# INPUT ROWS start

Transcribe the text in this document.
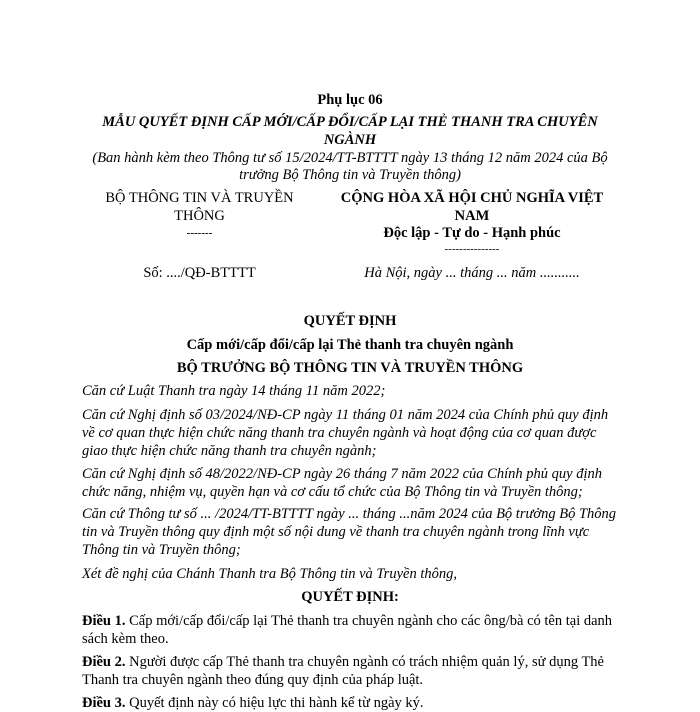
Phụ lục 06
MẪU QUYẾT ĐỊNH CẤP MỚI/CẤP ĐỔI/CẤP LẠI THẺ THANH TRA CHUYÊN
NGÀNH
(Ban hành kèm theo Thông tư số 15/2024/TT-BTTTT ngày 13 tháng 12 năm 2024 của Bộ
trưởng Bộ Thông tin và Truyền thông)
BỘ THÔNG TIN VÀ TRUYỀN
THÔNG
-------
CỘNG HÒA XÃ HỘI CHỦ NGHĨA VIỆT
NAM
Độc lập - Tự do - Hạnh phúc
---------------
Số: ..../QĐ-BTTTT	Hà Nội, ngày ... tháng ... năm ...........
QUYẾT ĐỊNH
Cấp mới/cấp đổi/cấp lại Thẻ thanh tra chuyên ngành
BỘ TRƯỞNG BỘ THÔNG TIN VÀ TRUYỀN THÔNG
Căn cứ Luật Thanh tra ngày 14 tháng 11 năm 2022;
Căn cứ Nghị định số 03/2024/NĐ-CP ngày 11 tháng 01 năm 2024 của Chính phủ quy định về cơ quan thực hiện chức năng thanh tra chuyên ngành và hoạt động của cơ quan được giao thực hiện chức năng thanh tra chuyên ngành;
Căn cứ Nghị định số 48/2022/NĐ-CP ngày 26 tháng 7 năm 2022 của Chính phủ quy định chức năng, nhiệm vụ, quyền hạn và cơ cấu tổ chức của Bộ Thông tin và Truyền thông;
Căn cứ Thông tư số ... /2024/TT-BTTTT ngày ... tháng ...năm 2024 của Bộ trưởng Bộ Thông tin và Truyền thông quy định một số nội dung về thanh tra chuyên ngành trong lĩnh vực Thông tin và Truyền thông;
Xét đề nghị của Chánh Thanh tra Bộ Thông tin và Truyền thông,
QUYẾT ĐỊNH:
Điều 1. Cấp mới/cấp đổi/cấp lại Thẻ thanh tra chuyên ngành cho các ông/bà có tên tại danh sách kèm theo.
Điều 2. Người được cấp Thẻ thanh tra chuyên ngành có trách nhiệm quản lý, sử dụng Thẻ Thanh tra chuyên ngành theo đúng quy định của pháp luật.
Điều 3. Quyết định này có hiệu lực thi hành kể từ ngày ký.
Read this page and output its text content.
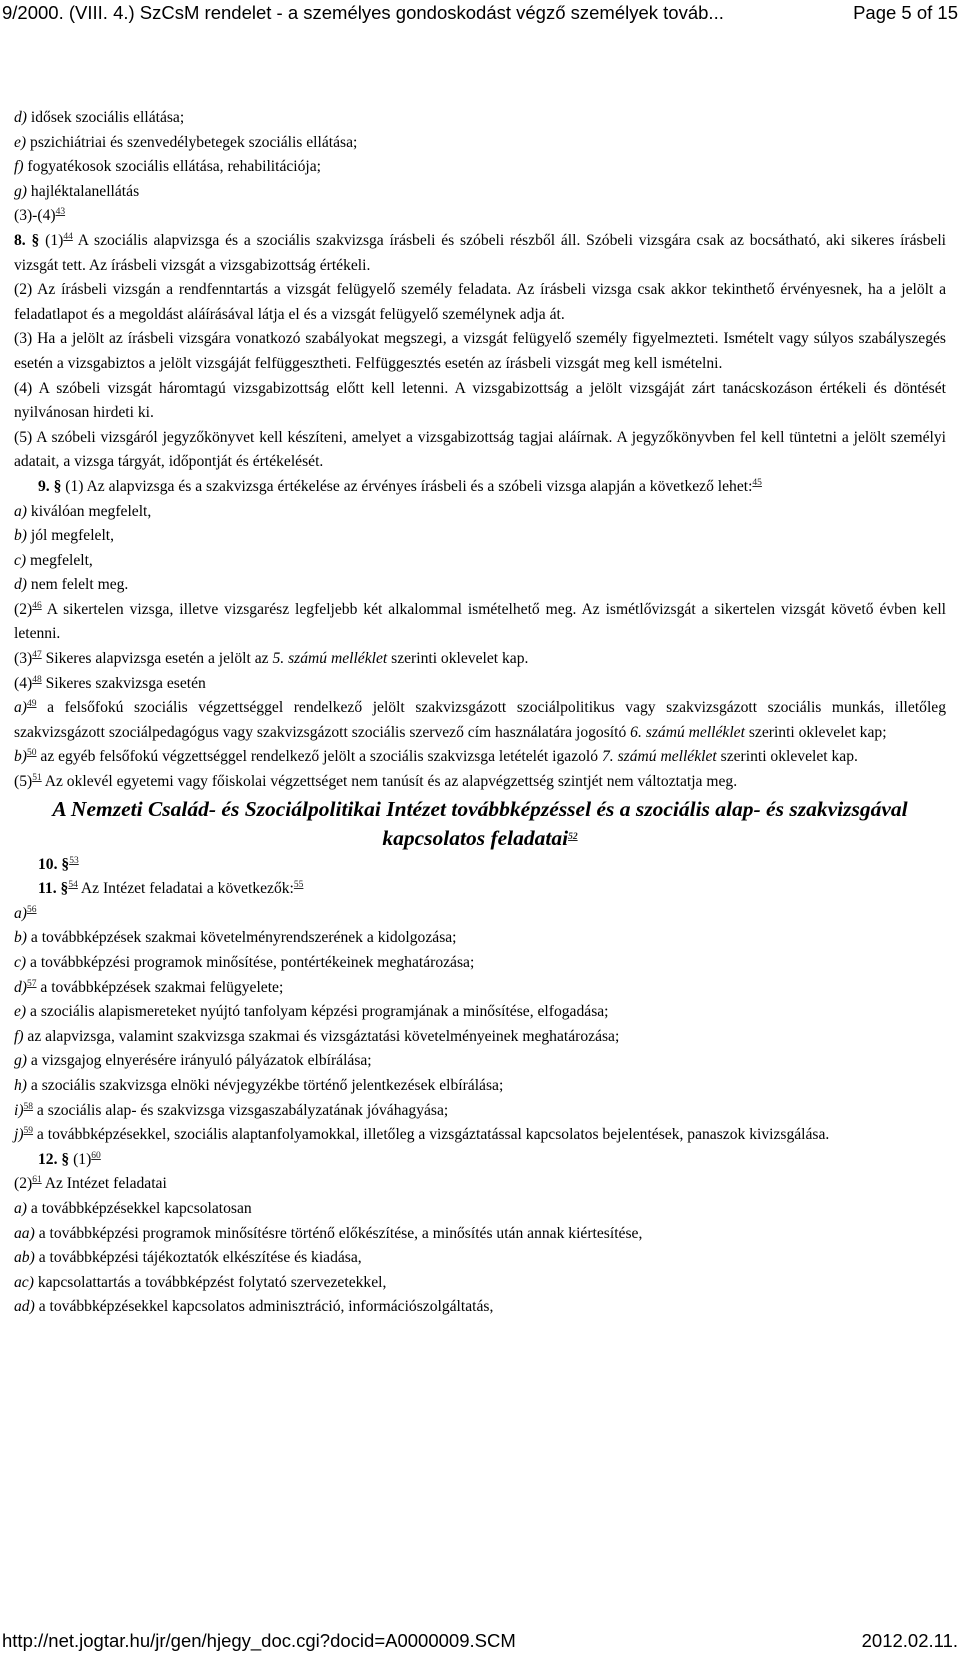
9/2000. (VIII. 4.) SzCsM rendelet - a személyes gondoskodást végző személyek továb...	Page 5 of 15

d) idősek szociális ellátása;

e) pszichiátriai és szenvedélybetegek szociális ellátása;

f) fogyatékosok szociális ellátása, rehabilitációja;

g) hajléktalanellátás

(3)-(4)$^{43}$

8. § (1)$^{44}$ A szociális alapvizsga és a szociális szakvizsga írásbeli és szóbeli részből áll. Szóbeli vizsgára csak az bocsátható, aki sikeres írásbeli vizsgát tett. Az írásbeli vizsgát a vizsgabizottság értékeli.

(2) Az írásbeli vizsgán a rendfenntartás a vizsgát felügyelő személy feladata. Az írásbeli vizsga csak akkor tekinthető érvényesnek, ha a jelölt a feladatlapot és a megoldást aláírásával látja el és a vizsgát felügyelő személynek adja át.

(3) Ha a jelölt az írásbeli vizsgára vonatkozó szabályokat megszegi, a vizsgát felügyelő személy figyelmezteti. Ismételt vagy súlyos szabályszegés esetén a vizsgabiztos a jelölt vizsgáját felfüggesztheti. Felfüggesztés esetén az írásbeli vizsgát meg kell ismételni.

(4) A szóbeli vizsgát háromtagú vizsgabizottság előtt kell letenni. A vizsgabizottság a jelölt vizsgáját zárt tanácskozáson értékeli és döntését nyilvánosan hirdeti ki.

(5) A szóbeli vizsgáról jegyzőkönyvet kell készíteni, amelyet a vizsgabizottság tagjai aláírnak. A jegyzőkönyvben fel kell tüntetni a jelölt személyi adatait, a vizsga tárgyát, időpontját és értékelését.

9. § (1) Az alapvizsga és a szakvizsga értékelése az érvényes írásbeli és a szóbeli vizsga alapján a következő lehet:$^{45}$

a) kiválóan megfelelt,

b) jól megfelelt,

c) megfelelt,

d) nem felelt meg.

(2)$^{46}$ A sikertelen vizsga, illetve vizsgarész legfeljebb két alkalommal ismételhető meg. Az ismétlővizsgát a sikertelen vizsgát követő évben kell letenni.

(3)$^{47}$ Sikeres alapvizsga esetén a jelölt az 5. számú melléklet szerinti oklevelet kap.

(4)$^{48}$ Sikeres szakvizsga esetén

a)$^{49}$ a felsőfokú szociális végzettséggel rendelkező jelölt szakvizsgázott szociálpolitikus vagy szakvizsgázott szociális munkás, illetőleg szakvizsgázott szociálpedagógus vagy szakvizsgázott szociális szervező cím használatára jogosító 6. számú melléklet szerinti oklevelet kap;

b)$^{50}$ az egyéb felsőfokú végzettséggel rendelkező jelölt a szociális szakvizsga letételét igazoló 7. számú melléklet szerinti oklevelet kap.

(5)$^{51}$ Az oklevél egyetemi vagy főiskolai végzettséget nem tanúsít és az alapvégzettség szintjét nem változtatja meg.

A Nemzeti Család- és Szociálpolitikai Intézet továbbképzéssel és a szociális alap- és szakvizsgával kapcsolatos feladatai$^{52}$

10. §$^{53}$

11. §$^{54}$ Az Intézet feladatai a következők:$^{55}$

a)$^{56}$

b) a továbbképzések szakmai követelményrendszerének a kidolgozása;

c) a továbbképzési programok minősítése, pontértékeinek meghatározása;

d)$^{57}$ a továbbképzések szakmai felügyelete;

e) a szociális alapismereteket nyújtó tanfolyam képzési programjának a minősítése, elfogadása;

f) az alapvizsga, valamint szakvizsga szakmai és vizsgáztatási követelményeinek meghatározása;

g) a vizsgajog elnyerésére irányuló pályázatok elbírálása;

h) a szociális szakvizsga elnöki névjegyzékbe történő jelentkezések elbírálása;

i)$^{58}$ a szociális alap- és szakvizsga vizsgaszabályzatának jóváhagyása;

j)$^{59}$ a továbbképzésekkel, szociális alaptanfolyamokkal, illetőleg a vizsgáztatással kapcsolatos bejelentések, panaszok kivizsgálása.

12. § (1)$^{60}$

(2)$^{61}$ Az Intézet feladatai

a) a továbbképzésekkel kapcsolatosan

aa) a továbbképzési programok minősítésre történő előkészítése, a minősítés után annak kiértesítése,

ab) a továbbképzési tájékoztatók elkészítése és kiadása,

ac) kapcsolattartás a továbbképzést folytató szervezetekkel,

ad) a továbbképzésekkel kapcsolatos adminisztráció, információszolgáltatás,

http://net.jogtar.hu/jr/gen/hjegy_doc.cgi?docid=A0000009.SCM	2012.02.11.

# INPUT ROWS end

§ REQUIREMENTS
Without the pictures, repeat the listing above exactly.

§ TASK ANSWER
Transcribe the text in this document.
Phụ lục 06
MẪU QUYẾT ĐỊNH CẤP MỚI/CẤP ĐỔI/CẤP LẠI THẺ THANH TRA CHUYÊN
NGÀNH
(Ban hành kèm theo Thông tư số 15/2024/TT-BTTTT ngày 13 tháng 12 năm 2024 của Bộ
trưởng Bộ Thông tin và Truyền thông)
BỘ THÔNG TIN VÀ TRUYỀN
THÔNG
-------
CỘNG HÒA XÃ HỘI CHỦ NGHĨA VIỆT
NAM
Độc lập - Tự do - Hạnh phúc
---------------
Số: ..../QĐ-BTTTT	Hà Nội, ngày ... tháng ... năm ...........
QUYẾT ĐỊNH
Cấp mới/cấp đổi/cấp lại Thẻ thanh tra chuyên ngành
BỘ TRƯỞNG BỘ THÔNG TIN VÀ TRUYỀN THÔNG
Căn cứ Luật Thanh tra ngày 14 tháng 11 năm 2022;
Căn cứ Nghị định số 03/2024/NĐ-CP ngày 11 tháng 01 năm 2024 của Chính phủ quy định về cơ quan thực hiện chức năng thanh tra chuyên ngành và hoạt động của cơ quan được giao thực hiện chức năng thanh tra chuyên ngành;
Căn cứ Nghị định số 48/2022/NĐ-CP ngày 26 tháng 7 năm 2022 của Chính phủ quy định chức năng, nhiệm vụ, quyền hạn và cơ cấu tổ chức của Bộ Thông tin và Truyền thông;
Căn cứ Thông tư số ... /2024/TT-BTTTT ngày ... tháng ...năm 2024 của Bộ trưởng Bộ Thông tin và Truyền thông quy định một số nội dung về thanh tra chuyên ngành trong lĩnh vực Thông tin và Truyền thông;
Xét đề nghị của Chánh Thanh tra Bộ Thông tin và Truyền thông,
QUYẾT ĐỊNH:
Điều 1. Cấp mới/cấp đổi/cấp lại Thẻ thanh tra chuyên ngành cho các ông/bà có tên tại danh sách kèm theo.
Điều 2. Người được cấp Thẻ thanh tra chuyên ngành có trách nhiệm quản lý, sử dụng Thẻ Thanh tra chuyên ngành theo đúng quy định của pháp luật.
Điều 3. Quyết định này có hiệu lực thi hành kể từ ngày ký.
Read this page and output its text content.
9/2000. (VIII. 4.) SzCsM rendelet - a személyes gondoskodást végző személyek továb...	Page 5 of 15

d) idősek szociális ellátása;

e) pszichiátriai és szenvedélybetegek szociális ellátása;

f) fogyatékosok szociális ellátása, rehabilitációja;

g) hajléktalanellátás

(3)-(4)$^{43}$

8. § (1)$^{44}$ A szociális alapvizsga és a szociális szakvizsga írásbeli és szóbeli részből áll. Szóbeli vizsgára csak az bocsátható, aki sikeres írásbeli vizsgát tett. Az írásbeli vizsgát a vizsgabizottság értékeli.

(2) Az írásbeli vizsgán a rendfenntartás a vizsgát felügyelő személy feladata. Az írásbeli vizsga csak akkor tekinthető érvényesnek, ha a jelölt a feladatlapot és a megoldást aláírásával látja el és a vizsgát felügyelő személynek adja át.

(3) Ha a jelölt az írásbeli vizsgára vonatkozó szabályokat megszegi, a vizsgát felügyelő személy figyelmezteti. Ismételt vagy súlyos szabályszegés esetén a vizsgabiztos a jelölt vizsgáját felfüggesztheti. Felfüggesztés esetén az írásbeli vizsgát meg kell ismételni.

(4) A szóbeli vizsgát háromtagú vizsgabizottság előtt kell letenni. A vizsgabizottság a jelölt vizsgáját zárt tanácskozáson értékeli és döntését nyilvánosan hirdeti ki.

(5) A szóbeli vizsgáról jegyzőkönyvet kell készíteni, amelyet a vizsgabizottság tagjai aláírnak. A jegyzőkönyvben fel kell tüntetni a jelölt személyi adatait, a vizsga tárgyát, időpontját és értékelését.

9. § (1) Az alapvizsga és a szakvizsga értékelése az érvényes írásbeli és a szóbeli vizsga alapján a következő lehet:$^{45}$

a) kiválóan megfelelt,

b) jól megfelelt,

c) megfelelt,

d) nem felelt meg.

(2)$^{46}$ A sikertelen vizsga, illetve vizsgarész legfeljebb két alkalommal ismételhető meg. Az ismétlővizsgát a sikertelen vizsgát követő évben kell letenni.

(3)$^{47}$ Sikeres alapvizsga esetén a jelölt az 5. számú melléklet szerinti oklevelet kap.

(4)$^{48}$ Sikeres szakvizsga esetén

a)$^{49}$ a felsőfokú szociális végzettséggel rendelkező jelölt szakvizsgázott szociálpolitikus vagy szakvizsgázott szociális munkás, illetőleg szakvizsgázott szociálpedagógus vagy szakvizsgázott szociális szervező cím használatára jogosító 6. számú melléklet szerinti oklevelet kap;

b)$^{50}$ az egyéb felsőfokú végzettséggel rendelkező jelölt a szociális szakvizsga letételét igazoló 7. számú melléklet szerinti oklevelet kap.

(5)$^{51}$ Az oklevél egyetemi vagy főiskolai végzettséget nem tanúsít és az alapvégzettség szintjét nem változtatja meg.

A Nemzeti Család- és Szociálpolitikai Intézet továbbképzéssel és a szociális alap- és szakvizsgával kapcsolatos feladatai$^{52}$

10. §$^{53}$

11. §$^{54}$ Az Intézet feladatai a következők:$^{55}$

a)$^{56}$

b) a továbbképzések szakmai követelményrendszerének a kidolgozása;

c) a továbbképzési programok minősítése, pontértékeinek meghatározása;

d)$^{57}$ a továbbképzések szakmai felügyelete;

e) a szociális alapismereteket nyújtó tanfolyam képzési programjának a minősítése, elfogadása;

f) az alapvizsga, valamint szakvizsga szakmai és vizsgáztatási követelményeinek meghatározása;

g) a vizsgajog elnyerésére irányuló pályázatok elbírálása;

h) a szociális szakvizsga elnöki névjegyzékbe történő jelentkezések elbírálása;

i)$^{58}$ a szociális alap- és szakvizsga vizsgaszabályzatának jóváhagyása;

j)$^{59}$ a továbbképzésekkel, szociális alaptanfolyamokkal, illetőleg a vizsgáztatással kapcsolatos bejelentések, panaszok kivizsgálása.

12. § (1)$^{60}$

(2)$^{61}$ Az Intézet feladatai

a) a továbbképzésekkel kapcsolatosan

aa) a továbbképzési programok minősítésre történő előkészítése, a minősítés után annak kiértesítése,

ab) a továbbképzési tájékoztatók elkészítése és kiadása,

ac) kapcsolattartás a továbbképzést folytató szervezetekkel,

ad) a továbbképzésekkel kapcsolatos adminisztráció, információszolgáltatás,

http://net.jogtar.hu/jr/gen/hjegy_doc.cgi?docid=A0000009.SCM	2012.02.11.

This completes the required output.